PROBLEM STATEMENT: Copy every record below, exactly as written.

── DATASET CONTENT ──

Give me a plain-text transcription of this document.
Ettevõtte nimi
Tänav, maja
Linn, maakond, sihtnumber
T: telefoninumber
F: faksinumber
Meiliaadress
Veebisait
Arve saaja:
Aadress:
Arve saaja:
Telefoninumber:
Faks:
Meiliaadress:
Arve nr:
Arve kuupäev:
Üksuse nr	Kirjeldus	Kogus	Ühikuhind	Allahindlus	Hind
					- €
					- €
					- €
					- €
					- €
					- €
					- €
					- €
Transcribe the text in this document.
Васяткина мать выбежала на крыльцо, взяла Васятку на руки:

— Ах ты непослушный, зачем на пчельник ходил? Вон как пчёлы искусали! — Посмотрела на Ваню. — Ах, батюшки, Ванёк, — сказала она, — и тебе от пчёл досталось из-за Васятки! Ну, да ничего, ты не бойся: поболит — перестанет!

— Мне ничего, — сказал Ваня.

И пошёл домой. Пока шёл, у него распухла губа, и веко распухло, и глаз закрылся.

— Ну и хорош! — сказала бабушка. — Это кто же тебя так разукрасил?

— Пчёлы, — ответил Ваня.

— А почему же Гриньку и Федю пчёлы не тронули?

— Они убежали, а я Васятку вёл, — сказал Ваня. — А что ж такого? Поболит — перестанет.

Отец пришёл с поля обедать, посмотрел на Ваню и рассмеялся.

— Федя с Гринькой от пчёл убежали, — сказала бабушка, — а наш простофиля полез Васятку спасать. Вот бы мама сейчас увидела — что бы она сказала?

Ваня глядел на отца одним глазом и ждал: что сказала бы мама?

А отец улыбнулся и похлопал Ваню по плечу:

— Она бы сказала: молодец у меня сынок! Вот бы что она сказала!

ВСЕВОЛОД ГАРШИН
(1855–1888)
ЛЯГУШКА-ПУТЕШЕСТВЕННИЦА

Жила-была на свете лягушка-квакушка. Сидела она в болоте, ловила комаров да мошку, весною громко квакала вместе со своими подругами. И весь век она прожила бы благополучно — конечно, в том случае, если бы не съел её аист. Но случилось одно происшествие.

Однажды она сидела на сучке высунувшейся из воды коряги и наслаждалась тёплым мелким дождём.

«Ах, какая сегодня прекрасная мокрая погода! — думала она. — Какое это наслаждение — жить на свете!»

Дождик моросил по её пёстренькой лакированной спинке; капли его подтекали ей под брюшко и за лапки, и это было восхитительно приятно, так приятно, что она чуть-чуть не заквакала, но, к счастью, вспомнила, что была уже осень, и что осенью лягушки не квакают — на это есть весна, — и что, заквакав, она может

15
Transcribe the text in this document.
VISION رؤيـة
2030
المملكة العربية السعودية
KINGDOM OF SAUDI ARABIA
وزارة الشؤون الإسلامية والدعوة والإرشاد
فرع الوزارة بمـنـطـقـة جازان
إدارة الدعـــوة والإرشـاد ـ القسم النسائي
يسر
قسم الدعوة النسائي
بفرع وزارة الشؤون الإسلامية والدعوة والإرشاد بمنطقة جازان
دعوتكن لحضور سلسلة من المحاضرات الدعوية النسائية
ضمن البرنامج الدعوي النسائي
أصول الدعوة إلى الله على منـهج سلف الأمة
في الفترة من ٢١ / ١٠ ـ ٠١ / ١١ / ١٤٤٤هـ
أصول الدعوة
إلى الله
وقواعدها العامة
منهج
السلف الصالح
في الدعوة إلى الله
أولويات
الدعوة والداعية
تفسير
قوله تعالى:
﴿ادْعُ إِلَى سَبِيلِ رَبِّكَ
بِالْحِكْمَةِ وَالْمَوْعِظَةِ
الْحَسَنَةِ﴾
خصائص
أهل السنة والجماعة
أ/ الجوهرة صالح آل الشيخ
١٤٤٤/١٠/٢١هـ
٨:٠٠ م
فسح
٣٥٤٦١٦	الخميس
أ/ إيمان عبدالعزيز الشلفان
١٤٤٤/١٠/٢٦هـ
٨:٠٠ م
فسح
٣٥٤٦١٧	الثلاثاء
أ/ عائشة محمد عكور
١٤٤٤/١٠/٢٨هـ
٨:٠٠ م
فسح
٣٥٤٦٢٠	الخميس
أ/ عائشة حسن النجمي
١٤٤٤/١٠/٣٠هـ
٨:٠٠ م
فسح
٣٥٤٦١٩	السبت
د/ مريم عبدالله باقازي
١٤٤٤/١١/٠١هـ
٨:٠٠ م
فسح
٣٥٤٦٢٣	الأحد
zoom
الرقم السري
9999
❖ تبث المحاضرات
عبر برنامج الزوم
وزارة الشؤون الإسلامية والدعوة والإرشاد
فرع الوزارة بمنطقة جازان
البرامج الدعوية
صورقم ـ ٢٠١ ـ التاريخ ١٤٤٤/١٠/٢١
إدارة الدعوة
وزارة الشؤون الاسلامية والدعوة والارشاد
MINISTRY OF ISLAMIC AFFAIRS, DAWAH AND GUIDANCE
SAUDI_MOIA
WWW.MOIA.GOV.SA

───

EXPECTED ANSWER:
Give me a plain-text transcription of this document.
Ettevõtte nimi
Tänav, maja
Linn, maakond, sihtnumber
T: telefoninumber
F: faksinumber
Meiliaadress
Veebisait
Arve saaja:
Aadress:
Arve saaja:
Telefoninumber:
Faks:
Meiliaadress:
Arve nr:
Arve kuupäev:
Üksuse nr	Kirjeldus	Kogus	Ühikuhind	Allahindlus	Hind
					- €
					- €
					- €
					- €
					- €
					- €
					- €
					- €
Transcribe the text in this document.
Васяткина мать выбежала на крыльцо, взяла Васятку на руки:

— Ах ты непослушный, зачем на пчельник ходил? Вон как пчёлы искусали! — Посмотрела на Ваню. — Ах, батюшки, Ванёк, — сказала она, — и тебе от пчёл досталось из-за Васятки! Ну, да ничего, ты не бойся: поболит — перестанет!

— Мне ничего, — сказал Ваня.

И пошёл домой. Пока шёл, у него распухла губа, и веко распухло, и глаз закрылся.

— Ну и хорош! — сказала бабушка. — Это кто же тебя так разукрасил?

— Пчёлы, — ответил Ваня.

— А почему же Гриньку и Федю пчёлы не тронули?

— Они убежали, а я Васятку вёл, — сказал Ваня. — А что ж такого? Поболит — перестанет.

Отец пришёл с поля обедать, посмотрел на Ваню и рассмеялся.

— Федя с Гринькой от пчёл убежали, — сказала бабушка, — а наш простофиля полез Васятку спасать. Вот бы мама сейчас увидела — что бы она сказала?

Ваня глядел на отца одним глазом и ждал: что сказала бы мама?

А отец улыбнулся и похлопал Ваню по плечу:

— Она бы сказала: молодец у меня сынок! Вот бы что она сказала!

ВСЕВОЛОД ГАРШИН
(1855–1888)
ЛЯГУШКА-ПУТЕШЕСТВЕННИЦА

Жила-была на свете лягушка-квакушка. Сидела она в болоте, ловила комаров да мошку, весною громко квакала вместе со своими подругами. И весь век она прожила бы благополучно — конечно, в том случае, если бы не съел её аист. Но случилось одно происшествие.

Однажды она сидела на сучке высунувшейся из воды коряги и наслаждалась тёплым мелким дождём.

«Ах, какая сегодня прекрасная мокрая погода! — думала она. — Какое это наслаждение — жить на свете!»

Дождик моросил по её пёстренькой лакированной спинке; капли его подтекали ей под брюшко и за лапки, и это было восхитительно приятно, так приятно, что она чуть-чуть не заквакала, но, к счастью, вспомнила, что была уже осень, и что осенью лягушки не квакают — на это есть весна, — и что, заквакав, она может

15
Transcribe the text in this document.
VISION رؤيـة
2030
المملكة العربية السعودية
KINGDOM OF SAUDI ARABIA
وزارة الشؤون الإسلامية والدعوة والإرشاد
فرع الوزارة بمـنـطـقـة جازان
إدارة الدعـــوة والإرشـاد ـ القسم النسائي
يسر
قسم الدعوة النسائي
بفرع وزارة الشؤون الإسلامية والدعوة والإرشاد بمنطقة جازان
دعوتكن لحضور سلسلة من المحاضرات الدعوية النسائية
ضمن البرنامج الدعوي النسائي
أصول الدعوة إلى الله على منـهج سلف الأمة
في الفترة من ٢١ / ١٠ ـ ٠١ / ١١ / ١٤٤٤هـ
أصول الدعوة
إلى الله
وقواعدها العامة
منهج
السلف الصالح
في الدعوة إلى الله
أولويات
الدعوة والداعية
تفسير
قوله تعالى:
﴿ادْعُ إِلَى سَبِيلِ رَبِّكَ
بِالْحِكْمَةِ وَالْمَوْعِظَةِ
الْحَسَنَةِ﴾
خصائص
أهل السنة والجماعة
أ/ الجوهرة صالح آل الشيخ
١٤٤٤/١٠/٢١هـ
٨:٠٠ م
فسح
٣٥٤٦١٦	الخميس
أ/ إيمان عبدالعزيز الشلفان
١٤٤٤/١٠/٢٦هـ
٨:٠٠ م
فسح
٣٥٤٦١٧	الثلاثاء
أ/ عائشة محمد عكور
١٤٤٤/١٠/٢٨هـ
٨:٠٠ م
فسح
٣٥٤٦٢٠	الخميس
أ/ عائشة حسن النجمي
١٤٤٤/١٠/٣٠هـ
٨:٠٠ م
فسح
٣٥٤٦١٩	السبت
د/ مريم عبدالله باقازي
١٤٤٤/١١/٠١هـ
٨:٠٠ م
فسح
٣٥٤٦٢٣	الأحد
zoom
الرقم السري
9999
❖ تبث المحاضرات
عبر برنامج الزوم
وزارة الشؤون الإسلامية والدعوة والإرشاد
فرع الوزارة بمنطقة جازان
البرامج الدعوية
صورقم ـ ٢٠١ ـ التاريخ ١٤٤٤/١٠/٢١
إدارة الدعوة
وزارة الشؤون الاسلامية والدعوة والارشاد
MINISTRY OF ISLAMIC AFFAIRS, DAWAH AND GUIDANCE
SAUDI_MOIA
WWW.MOIA.GOV.SA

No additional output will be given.